Written task:
The entire listing is to be repeated verbatim.

Provided entries:
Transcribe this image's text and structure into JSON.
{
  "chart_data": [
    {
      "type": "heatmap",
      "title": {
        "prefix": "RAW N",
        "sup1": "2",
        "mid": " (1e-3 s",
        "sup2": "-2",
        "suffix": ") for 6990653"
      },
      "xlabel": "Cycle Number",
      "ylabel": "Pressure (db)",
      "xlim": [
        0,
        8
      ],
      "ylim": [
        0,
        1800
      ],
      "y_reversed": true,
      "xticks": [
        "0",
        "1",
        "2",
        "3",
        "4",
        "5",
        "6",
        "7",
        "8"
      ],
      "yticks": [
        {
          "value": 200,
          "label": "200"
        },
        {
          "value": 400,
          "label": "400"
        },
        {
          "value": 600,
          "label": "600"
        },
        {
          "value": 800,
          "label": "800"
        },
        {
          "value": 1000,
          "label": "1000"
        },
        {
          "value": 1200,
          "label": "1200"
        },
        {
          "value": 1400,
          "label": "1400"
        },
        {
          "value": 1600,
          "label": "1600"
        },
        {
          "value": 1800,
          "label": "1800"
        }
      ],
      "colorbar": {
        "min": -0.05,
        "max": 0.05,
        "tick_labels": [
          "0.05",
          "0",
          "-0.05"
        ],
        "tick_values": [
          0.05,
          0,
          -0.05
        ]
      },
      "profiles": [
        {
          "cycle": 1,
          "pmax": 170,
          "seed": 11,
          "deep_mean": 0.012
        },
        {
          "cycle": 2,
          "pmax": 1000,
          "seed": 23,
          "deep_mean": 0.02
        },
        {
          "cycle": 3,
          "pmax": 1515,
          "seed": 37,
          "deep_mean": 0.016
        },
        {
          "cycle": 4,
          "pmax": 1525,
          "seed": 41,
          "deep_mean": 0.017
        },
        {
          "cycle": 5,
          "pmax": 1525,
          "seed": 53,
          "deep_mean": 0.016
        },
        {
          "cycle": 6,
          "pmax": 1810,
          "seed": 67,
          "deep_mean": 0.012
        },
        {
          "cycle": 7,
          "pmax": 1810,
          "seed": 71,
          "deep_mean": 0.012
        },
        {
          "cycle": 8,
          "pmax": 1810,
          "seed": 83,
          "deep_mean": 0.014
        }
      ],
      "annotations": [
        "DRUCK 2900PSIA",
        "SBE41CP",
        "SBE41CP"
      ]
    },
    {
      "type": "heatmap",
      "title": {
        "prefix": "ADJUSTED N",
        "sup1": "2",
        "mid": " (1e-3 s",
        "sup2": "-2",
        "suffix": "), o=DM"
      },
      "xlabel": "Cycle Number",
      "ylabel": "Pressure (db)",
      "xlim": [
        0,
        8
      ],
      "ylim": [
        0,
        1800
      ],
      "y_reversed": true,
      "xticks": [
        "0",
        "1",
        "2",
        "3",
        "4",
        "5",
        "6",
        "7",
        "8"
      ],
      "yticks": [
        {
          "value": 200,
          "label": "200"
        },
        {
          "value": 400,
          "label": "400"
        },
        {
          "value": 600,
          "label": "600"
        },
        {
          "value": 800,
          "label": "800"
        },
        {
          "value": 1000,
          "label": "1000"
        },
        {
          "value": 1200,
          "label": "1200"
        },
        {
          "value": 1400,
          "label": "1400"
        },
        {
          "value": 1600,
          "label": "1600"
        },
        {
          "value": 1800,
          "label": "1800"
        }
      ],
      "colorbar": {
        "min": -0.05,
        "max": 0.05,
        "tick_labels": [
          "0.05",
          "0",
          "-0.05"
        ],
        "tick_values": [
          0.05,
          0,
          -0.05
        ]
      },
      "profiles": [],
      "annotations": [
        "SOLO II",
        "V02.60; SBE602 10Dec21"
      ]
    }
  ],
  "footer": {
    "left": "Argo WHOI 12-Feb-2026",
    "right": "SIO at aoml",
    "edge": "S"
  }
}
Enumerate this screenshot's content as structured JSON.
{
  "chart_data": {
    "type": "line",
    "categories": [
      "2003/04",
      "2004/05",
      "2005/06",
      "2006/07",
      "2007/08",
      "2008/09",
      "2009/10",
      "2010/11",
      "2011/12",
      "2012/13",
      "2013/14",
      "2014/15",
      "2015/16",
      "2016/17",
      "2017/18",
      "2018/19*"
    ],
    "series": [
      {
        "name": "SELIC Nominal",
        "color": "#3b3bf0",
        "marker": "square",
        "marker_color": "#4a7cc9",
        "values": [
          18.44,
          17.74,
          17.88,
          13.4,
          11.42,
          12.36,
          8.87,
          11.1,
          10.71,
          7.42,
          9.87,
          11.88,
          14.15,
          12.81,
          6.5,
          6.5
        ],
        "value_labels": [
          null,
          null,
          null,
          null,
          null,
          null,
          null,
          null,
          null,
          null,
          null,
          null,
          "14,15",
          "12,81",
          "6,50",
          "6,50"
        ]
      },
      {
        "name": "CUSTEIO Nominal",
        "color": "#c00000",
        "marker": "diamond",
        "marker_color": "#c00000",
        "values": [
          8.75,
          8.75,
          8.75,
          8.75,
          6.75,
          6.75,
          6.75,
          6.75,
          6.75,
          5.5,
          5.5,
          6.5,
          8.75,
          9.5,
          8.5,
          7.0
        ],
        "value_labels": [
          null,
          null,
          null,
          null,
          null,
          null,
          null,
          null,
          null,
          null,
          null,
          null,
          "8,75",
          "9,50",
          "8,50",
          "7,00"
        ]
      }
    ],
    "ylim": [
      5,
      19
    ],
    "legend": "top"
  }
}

Response to this exercise:
Transcribe this image's text and structure into JSON.
{
  "chart_data": [
    {
      "type": "heatmap",
      "title": {
        "prefix": "RAW N",
        "sup1": "2",
        "mid": " (1e-3 s",
        "sup2": "-2",
        "suffix": ") for 6990653"
      },
      "xlabel": "Cycle Number",
      "ylabel": "Pressure (db)",
      "xlim": [
        0,
        8
      ],
      "ylim": [
        0,
        1800
      ],
      "y_reversed": true,
      "xticks": [
        "0",
        "1",
        "2",
        "3",
        "4",
        "5",
        "6",
        "7",
        "8"
      ],
      "yticks": [
        {
          "value": 200,
          "label": "200"
        },
        {
          "value": 400,
          "label": "400"
        },
        {
          "value": 600,
          "label": "600"
        },
        {
          "value": 800,
          "label": "800"
        },
        {
          "value": 1000,
          "label": "1000"
        },
        {
          "value": 1200,
          "label": "1200"
        },
        {
          "value": 1400,
          "label": "1400"
        },
        {
          "value": 1600,
          "label": "1600"
        },
        {
          "value": 1800,
          "label": "1800"
        }
      ],
      "colorbar": {
        "min": -0.05,
        "max": 0.05,
        "tick_labels": [
          "0.05",
          "0",
          "-0.05"
        ],
        "tick_values": [
          0.05,
          0,
          -0.05
        ]
      },
      "profiles": [
        {
          "cycle": 1,
          "pmax": 170,
          "seed": 11,
          "deep_mean": 0.012
        },
        {
          "cycle": 2,
          "pmax": 1000,
          "seed": 23,
          "deep_mean": 0.02
        },
        {
          "cycle": 3,
          "pmax": 1515,
          "seed": 37,
          "deep_mean": 0.016
        },
        {
          "cycle": 4,
          "pmax": 1525,
          "seed": 41,
          "deep_mean": 0.017
        },
        {
          "cycle": 5,
          "pmax": 1525,
          "seed": 53,
          "deep_mean": 0.016
        },
        {
          "cycle": 6,
          "pmax": 1810,
          "seed": 67,
          "deep_mean": 0.012
        },
        {
          "cycle": 7,
          "pmax": 1810,
          "seed": 71,
          "deep_mean": 0.012
        },
        {
          "cycle": 8,
          "pmax": 1810,
          "seed": 83,
          "deep_mean": 0.014
        }
      ],
      "annotations": [
        "DRUCK 2900PSIA",
        "SBE41CP",
        "SBE41CP"
      ]
    },
    {
      "type": "heatmap",
      "title": {
        "prefix": "ADJUSTED N",
        "sup1": "2",
        "mid": " (1e-3 s",
        "sup2": "-2",
        "suffix": "), o=DM"
      },
      "xlabel": "Cycle Number",
      "ylabel": "Pressure (db)",
      "xlim": [
        0,
        8
      ],
      "ylim": [
        0,
        1800
      ],
      "y_reversed": true,
      "xticks": [
        "0",
        "1",
        "2",
        "3",
        "4",
        "5",
        "6",
        "7",
        "8"
      ],
      "yticks": [
        {
          "value": 200,
          "label": "200"
        },
        {
          "value": 400,
          "label": "400"
        },
        {
          "value": 600,
          "label": "600"
        },
        {
          "value": 800,
          "label": "800"
        },
        {
          "value": 1000,
          "label": "1000"
        },
        {
          "value": 1200,
          "label": "1200"
        },
        {
          "value": 1400,
          "label": "1400"
        },
        {
          "value": 1600,
          "label": "1600"
        },
        {
          "value": 1800,
          "label": "1800"
        }
      ],
      "colorbar": {
        "min": -0.05,
        "max": 0.05,
        "tick_labels": [
          "0.05",
          "0",
          "-0.05"
        ],
        "tick_values": [
          0.05,
          0,
          -0.05
        ]
      },
      "profiles": [],
      "annotations": [
        "SOLO II",
        "V02.60; SBE602 10Dec21"
      ]
    }
  ],
  "footer": {
    "left": "Argo WHOI 12-Feb-2026",
    "right": "SIO at aoml",
    "edge": "S"
  }
}
Enumerate this screenshot's content as structured JSON.
{
  "chart_data": {
    "type": "line",
    "categories": [
      "2003/04",
      "2004/05",
      "2005/06",
      "2006/07",
      "2007/08",
      "2008/09",
      "2009/10",
      "2010/11",
      "2011/12",
      "2012/13",
      "2013/14",
      "2014/15",
      "2015/16",
      "2016/17",
      "2017/18",
      "2018/19*"
    ],
    "series": [
      {
        "name": "SELIC Nominal",
        "color": "#3b3bf0",
        "marker": "square",
        "marker_color": "#4a7cc9",
        "values": [
          18.44,
          17.74,
          17.88,
          13.4,
          11.42,
          12.36,
          8.87,
          11.1,
          10.71,
          7.42,
          9.87,
          11.88,
          14.15,
          12.81,
          6.5,
          6.5
        ],
        "value_labels": [
          null,
          null,
          null,
          null,
          null,
          null,
          null,
          null,
          null,
          null,
          null,
          null,
          "14,15",
          "12,81",
          "6,50",
          "6,50"
        ]
      },
      {
        "name": "CUSTEIO Nominal",
        "color": "#c00000",
        "marker": "diamond",
        "marker_color": "#c00000",
        "values": [
          8.75,
          8.75,
          8.75,
          8.75,
          6.75,
          6.75,
          6.75,
          6.75,
          6.75,
          5.5,
          5.5,
          6.5,
          8.75,
          9.5,
          8.5,
          7.0
        ],
        "value_labels": [
          null,
          null,
          null,
          null,
          null,
          null,
          null,
          null,
          null,
          null,
          null,
          null,
          "8,75",
          "9,50",
          "8,50",
          "7,00"
        ]
      }
    ],
    "ylim": [
      5,
      19
    ],
    "legend": "top"
  }
}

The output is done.